[TASK DESCRIPTION]
Extract every line of the listing below verbatim, leaving each character unchanged.

[RECORD EXTRACTS]
┌──
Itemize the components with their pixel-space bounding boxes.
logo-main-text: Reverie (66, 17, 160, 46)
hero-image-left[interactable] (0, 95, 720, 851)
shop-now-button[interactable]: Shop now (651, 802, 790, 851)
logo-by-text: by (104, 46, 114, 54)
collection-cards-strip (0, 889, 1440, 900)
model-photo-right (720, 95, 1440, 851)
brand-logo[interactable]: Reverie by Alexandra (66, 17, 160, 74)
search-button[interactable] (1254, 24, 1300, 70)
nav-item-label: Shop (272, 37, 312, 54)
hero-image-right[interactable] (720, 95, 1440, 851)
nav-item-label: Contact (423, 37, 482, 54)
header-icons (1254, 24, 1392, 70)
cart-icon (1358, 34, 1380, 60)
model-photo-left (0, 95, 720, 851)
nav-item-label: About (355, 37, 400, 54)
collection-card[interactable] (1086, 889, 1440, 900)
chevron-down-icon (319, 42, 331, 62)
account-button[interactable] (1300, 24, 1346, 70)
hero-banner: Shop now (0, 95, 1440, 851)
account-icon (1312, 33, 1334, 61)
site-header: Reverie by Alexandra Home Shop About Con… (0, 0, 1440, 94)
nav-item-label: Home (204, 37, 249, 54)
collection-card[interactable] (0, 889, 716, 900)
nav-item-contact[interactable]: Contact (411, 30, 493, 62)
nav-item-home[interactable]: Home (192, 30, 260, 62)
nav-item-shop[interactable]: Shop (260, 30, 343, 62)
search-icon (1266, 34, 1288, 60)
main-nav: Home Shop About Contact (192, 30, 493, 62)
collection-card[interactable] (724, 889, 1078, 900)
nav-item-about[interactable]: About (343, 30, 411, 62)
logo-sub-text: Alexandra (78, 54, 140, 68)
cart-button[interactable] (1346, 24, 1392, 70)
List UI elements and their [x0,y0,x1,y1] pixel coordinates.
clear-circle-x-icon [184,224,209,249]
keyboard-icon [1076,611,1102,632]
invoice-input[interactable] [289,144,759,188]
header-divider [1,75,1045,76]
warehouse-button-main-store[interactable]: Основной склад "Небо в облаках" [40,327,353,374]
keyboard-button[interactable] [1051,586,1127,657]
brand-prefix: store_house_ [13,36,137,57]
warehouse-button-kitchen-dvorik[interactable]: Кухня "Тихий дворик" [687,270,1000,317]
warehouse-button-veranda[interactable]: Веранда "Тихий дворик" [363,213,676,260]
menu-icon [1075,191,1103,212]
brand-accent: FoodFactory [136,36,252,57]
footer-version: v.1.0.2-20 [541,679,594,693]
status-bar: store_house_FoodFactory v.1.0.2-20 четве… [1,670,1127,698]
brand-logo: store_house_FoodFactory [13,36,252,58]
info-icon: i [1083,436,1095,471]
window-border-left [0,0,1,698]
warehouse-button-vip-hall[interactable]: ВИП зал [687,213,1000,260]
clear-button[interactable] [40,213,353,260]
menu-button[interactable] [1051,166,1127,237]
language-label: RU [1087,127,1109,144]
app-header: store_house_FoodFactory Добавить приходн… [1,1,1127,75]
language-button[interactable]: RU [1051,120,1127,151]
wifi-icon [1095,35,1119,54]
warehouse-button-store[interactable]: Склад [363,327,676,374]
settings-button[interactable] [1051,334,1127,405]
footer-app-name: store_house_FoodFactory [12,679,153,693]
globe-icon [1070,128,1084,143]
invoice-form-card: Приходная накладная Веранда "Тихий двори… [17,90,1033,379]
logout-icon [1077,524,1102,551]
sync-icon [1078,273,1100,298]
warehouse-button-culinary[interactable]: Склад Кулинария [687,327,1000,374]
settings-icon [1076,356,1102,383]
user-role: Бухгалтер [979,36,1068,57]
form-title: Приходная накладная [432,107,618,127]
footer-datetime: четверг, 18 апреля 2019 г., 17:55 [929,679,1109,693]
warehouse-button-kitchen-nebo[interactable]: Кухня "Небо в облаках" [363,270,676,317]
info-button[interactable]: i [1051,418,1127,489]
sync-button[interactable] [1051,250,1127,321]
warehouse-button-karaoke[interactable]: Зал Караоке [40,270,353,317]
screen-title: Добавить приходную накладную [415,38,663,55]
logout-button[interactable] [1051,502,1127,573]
└──
[SOLVED EXERCISE]
Itemize the components with their pixel-space bounding boxes.
logo-main-text: Reverie (66, 17, 160, 46)
hero-image-left[interactable] (0, 95, 720, 851)
shop-now-button[interactable]: Shop now (651, 802, 790, 851)
logo-by-text: by (104, 46, 114, 54)
collection-cards-strip (0, 889, 1440, 900)
model-photo-right (720, 95, 1440, 851)
brand-logo[interactable]: Reverie by Alexandra (66, 17, 160, 74)
search-button[interactable] (1254, 24, 1300, 70)
nav-item-label: Shop (272, 37, 312, 54)
hero-image-right[interactable] (720, 95, 1440, 851)
nav-item-label: Contact (423, 37, 482, 54)
header-icons (1254, 24, 1392, 70)
cart-icon (1358, 34, 1380, 60)
model-photo-left (0, 95, 720, 851)
nav-item-label: About (355, 37, 400, 54)
collection-card[interactable] (1086, 889, 1440, 900)
chevron-down-icon (319, 42, 331, 62)
account-button[interactable] (1300, 24, 1346, 70)
hero-banner: Shop now (0, 95, 1440, 851)
account-icon (1312, 33, 1334, 61)
site-header: Reverie by Alexandra Home Shop About Con… (0, 0, 1440, 94)
nav-item-label: Home (204, 37, 249, 54)
collection-card[interactable] (0, 889, 716, 900)
nav-item-contact[interactable]: Contact (411, 30, 493, 62)
nav-item-home[interactable]: Home (192, 30, 260, 62)
nav-item-shop[interactable]: Shop (260, 30, 343, 62)
search-icon (1266, 34, 1288, 60)
main-nav: Home Shop About Contact (192, 30, 493, 62)
collection-card[interactable] (724, 889, 1078, 900)
nav-item-about[interactable]: About (343, 30, 411, 62)
logo-sub-text: Alexandra (78, 54, 140, 68)
cart-button[interactable] (1346, 24, 1392, 70)
List UI elements and their [x0,y0,x1,y1] pixel coordinates.
clear-circle-x-icon [184,224,209,249]
keyboard-icon [1076,611,1102,632]
invoice-input[interactable] [289,144,759,188]
header-divider [1,75,1045,76]
warehouse-button-main-store[interactable]: Основной склад "Небо в облаках" [40,327,353,374]
keyboard-button[interactable] [1051,586,1127,657]
brand-prefix: store_house_ [13,36,137,57]
warehouse-button-kitchen-dvorik[interactable]: Кухня "Тихий дворик" [687,270,1000,317]
warehouse-button-veranda[interactable]: Веранда "Тихий дворик" [363,213,676,260]
menu-icon [1075,191,1103,212]
brand-accent: FoodFactory [136,36,252,57]
footer-version: v.1.0.2-20 [541,679,594,693]
status-bar: store_house_FoodFactory v.1.0.2-20 четве… [1,670,1127,698]
brand-logo: store_house_FoodFactory [13,36,252,58]
info-icon: i [1083,436,1095,471]
window-border-left [0,0,1,698]
warehouse-button-vip-hall[interactable]: ВИП зал [687,213,1000,260]
clear-button[interactable] [40,213,353,260]
menu-button[interactable] [1051,166,1127,237]
language-label: RU [1087,127,1109,144]
app-header: store_house_FoodFactory Добавить приходн… [1,1,1127,75]
language-button[interactable]: RU [1051,120,1127,151]
wifi-icon [1095,35,1119,54]
warehouse-button-store[interactable]: Склад [363,327,676,374]
settings-button[interactable] [1051,334,1127,405]
footer-app-name: store_house_FoodFactory [12,679,153,693]
globe-icon [1070,128,1084,143]
invoice-form-card: Приходная накладная Веранда "Тихий двори… [17,90,1033,379]
logout-icon [1077,524,1102,551]
sync-icon [1078,273,1100,298]
warehouse-button-culinary[interactable]: Склад Кулинария [687,327,1000,374]
settings-icon [1076,356,1102,383]
user-role: Бухгалтер [979,36,1068,57]
form-title: Приходная накладная [432,107,618,127]
footer-datetime: четверг, 18 апреля 2019 г., 17:55 [929,679,1109,693]
warehouse-button-kitchen-nebo[interactable]: Кухня "Небо в облаках" [363,270,676,317]
info-button[interactable]: i [1051,418,1127,489]
sync-button[interactable] [1051,250,1127,321]
warehouse-button-karaoke[interactable]: Зал Караоке [40,270,353,317]
screen-title: Добавить приходную накладную [415,38,663,55]
logout-button[interactable] [1051,502,1127,573]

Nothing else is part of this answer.